What needs to be done: Report back each line of the records that contains the string "植物的生殖与发育".

(Stored records)

══════

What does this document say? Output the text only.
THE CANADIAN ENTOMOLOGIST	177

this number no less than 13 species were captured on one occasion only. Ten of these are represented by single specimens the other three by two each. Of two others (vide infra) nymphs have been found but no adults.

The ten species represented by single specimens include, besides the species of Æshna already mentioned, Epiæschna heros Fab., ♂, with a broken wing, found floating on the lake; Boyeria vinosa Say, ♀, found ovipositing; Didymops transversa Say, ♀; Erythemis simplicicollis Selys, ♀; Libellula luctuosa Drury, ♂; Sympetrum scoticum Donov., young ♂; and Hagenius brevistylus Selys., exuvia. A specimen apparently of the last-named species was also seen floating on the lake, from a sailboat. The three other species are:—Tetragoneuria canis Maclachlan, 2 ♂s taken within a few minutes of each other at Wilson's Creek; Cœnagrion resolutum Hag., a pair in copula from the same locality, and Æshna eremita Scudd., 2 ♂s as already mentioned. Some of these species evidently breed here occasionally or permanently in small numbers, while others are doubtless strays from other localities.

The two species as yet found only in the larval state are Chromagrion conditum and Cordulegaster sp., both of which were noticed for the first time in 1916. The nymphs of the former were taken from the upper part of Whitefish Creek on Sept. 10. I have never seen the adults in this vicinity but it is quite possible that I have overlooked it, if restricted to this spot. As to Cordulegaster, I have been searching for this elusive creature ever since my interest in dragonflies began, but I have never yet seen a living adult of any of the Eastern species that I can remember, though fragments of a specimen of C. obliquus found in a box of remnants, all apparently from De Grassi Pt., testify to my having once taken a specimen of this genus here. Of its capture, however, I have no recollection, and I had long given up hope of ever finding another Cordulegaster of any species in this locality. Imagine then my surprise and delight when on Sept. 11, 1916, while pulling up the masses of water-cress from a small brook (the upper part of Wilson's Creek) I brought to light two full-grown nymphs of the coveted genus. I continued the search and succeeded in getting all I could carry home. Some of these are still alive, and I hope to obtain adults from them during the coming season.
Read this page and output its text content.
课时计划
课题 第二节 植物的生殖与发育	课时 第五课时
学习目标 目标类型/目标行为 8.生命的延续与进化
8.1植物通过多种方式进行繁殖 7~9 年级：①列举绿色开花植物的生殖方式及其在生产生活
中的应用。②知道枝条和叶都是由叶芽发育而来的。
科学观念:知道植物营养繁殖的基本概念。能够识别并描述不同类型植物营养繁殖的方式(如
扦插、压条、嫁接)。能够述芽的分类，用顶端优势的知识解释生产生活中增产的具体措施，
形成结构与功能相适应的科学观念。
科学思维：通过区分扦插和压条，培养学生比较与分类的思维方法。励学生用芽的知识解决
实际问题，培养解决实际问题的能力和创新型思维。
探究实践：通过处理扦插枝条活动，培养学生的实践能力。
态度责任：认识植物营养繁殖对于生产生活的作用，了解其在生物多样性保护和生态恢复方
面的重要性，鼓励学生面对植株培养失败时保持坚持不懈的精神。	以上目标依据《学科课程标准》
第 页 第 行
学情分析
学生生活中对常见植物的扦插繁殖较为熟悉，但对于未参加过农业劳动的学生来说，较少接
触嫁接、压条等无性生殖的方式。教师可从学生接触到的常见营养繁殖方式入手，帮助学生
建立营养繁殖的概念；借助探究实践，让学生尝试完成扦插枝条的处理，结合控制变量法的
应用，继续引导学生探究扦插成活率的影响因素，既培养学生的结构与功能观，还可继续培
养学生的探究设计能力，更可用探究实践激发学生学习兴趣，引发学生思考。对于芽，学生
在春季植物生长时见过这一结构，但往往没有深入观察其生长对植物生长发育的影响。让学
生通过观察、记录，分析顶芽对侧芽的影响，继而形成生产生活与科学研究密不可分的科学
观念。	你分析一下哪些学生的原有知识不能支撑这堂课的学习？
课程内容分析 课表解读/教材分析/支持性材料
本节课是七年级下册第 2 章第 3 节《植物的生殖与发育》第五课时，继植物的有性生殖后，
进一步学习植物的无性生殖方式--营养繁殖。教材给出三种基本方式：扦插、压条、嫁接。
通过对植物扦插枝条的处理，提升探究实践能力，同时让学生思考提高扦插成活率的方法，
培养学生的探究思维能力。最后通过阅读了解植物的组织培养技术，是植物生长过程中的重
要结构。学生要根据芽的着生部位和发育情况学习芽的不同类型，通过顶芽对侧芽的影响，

══════

Solution for this task:
课题 第二节 植物的生殖与发育	课时 第五课时
本节课是七年级下册第 2 章第 3 节《植物的生殖与发育》第五课时，继植物的有性生殖后，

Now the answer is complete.